- Dataset records
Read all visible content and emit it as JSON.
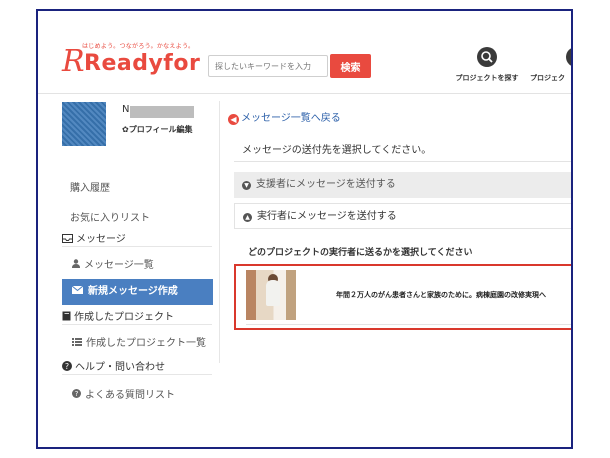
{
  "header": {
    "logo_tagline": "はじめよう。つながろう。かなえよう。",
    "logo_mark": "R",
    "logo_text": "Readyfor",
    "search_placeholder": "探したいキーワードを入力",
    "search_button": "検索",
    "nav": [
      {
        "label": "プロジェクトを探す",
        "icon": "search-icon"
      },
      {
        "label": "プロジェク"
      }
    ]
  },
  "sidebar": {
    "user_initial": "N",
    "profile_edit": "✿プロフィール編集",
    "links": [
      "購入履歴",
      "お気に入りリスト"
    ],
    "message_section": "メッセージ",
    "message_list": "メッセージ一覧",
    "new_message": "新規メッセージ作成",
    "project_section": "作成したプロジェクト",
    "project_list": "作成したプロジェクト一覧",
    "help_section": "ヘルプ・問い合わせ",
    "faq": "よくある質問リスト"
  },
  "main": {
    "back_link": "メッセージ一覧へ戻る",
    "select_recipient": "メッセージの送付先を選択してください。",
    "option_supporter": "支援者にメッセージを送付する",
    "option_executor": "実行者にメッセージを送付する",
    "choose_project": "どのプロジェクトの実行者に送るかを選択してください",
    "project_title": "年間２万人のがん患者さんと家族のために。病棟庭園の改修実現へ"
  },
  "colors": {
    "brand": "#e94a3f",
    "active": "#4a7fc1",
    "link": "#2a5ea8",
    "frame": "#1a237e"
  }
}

- YOUR TASK
Leave out the pictures and print every line of the data exactly.

- EXERCISE RESPONSE
Read all visible content and emit it as JSON.
{
  "header": {
    "logo_tagline": "はじめよう。つながろう。かなえよう。",
    "logo_mark": "R",
    "logo_text": "Readyfor",
    "search_placeholder": "探したいキーワードを入力",
    "search_button": "検索",
    "nav": [
      {
        "label": "プロジェクトを探す",
        "icon": "search-icon"
      },
      {
        "label": "プロジェク"
      }
    ]
  },
  "sidebar": {
    "user_initial": "N",
    "profile_edit": "✿プロフィール編集",
    "links": [
      "購入履歴",
      "お気に入りリスト"
    ],
    "message_section": "メッセージ",
    "message_list": "メッセージ一覧",
    "new_message": "新規メッセージ作成",
    "project_section": "作成したプロジェクト",
    "project_list": "作成したプロジェクト一覧",
    "help_section": "ヘルプ・問い合わせ",
    "faq": "よくある質問リスト"
  },
  "main": {
    "back_link": "メッセージ一覧へ戻る",
    "select_recipient": "メッセージの送付先を選択してください。",
    "option_supporter": "支援者にメッセージを送付する",
    "option_executor": "実行者にメッセージを送付する",
    "choose_project": "どのプロジェクトの実行者に送るかを選択してください",
    "project_title": "年間２万人のがん患者さんと家族のために。病棟庭園の改修実現へ"
  },
  "colors": {
    "brand": "#e94a3f",
    "active": "#4a7fc1",
    "link": "#2a5ea8",
    "frame": "#1a237e"
  }
}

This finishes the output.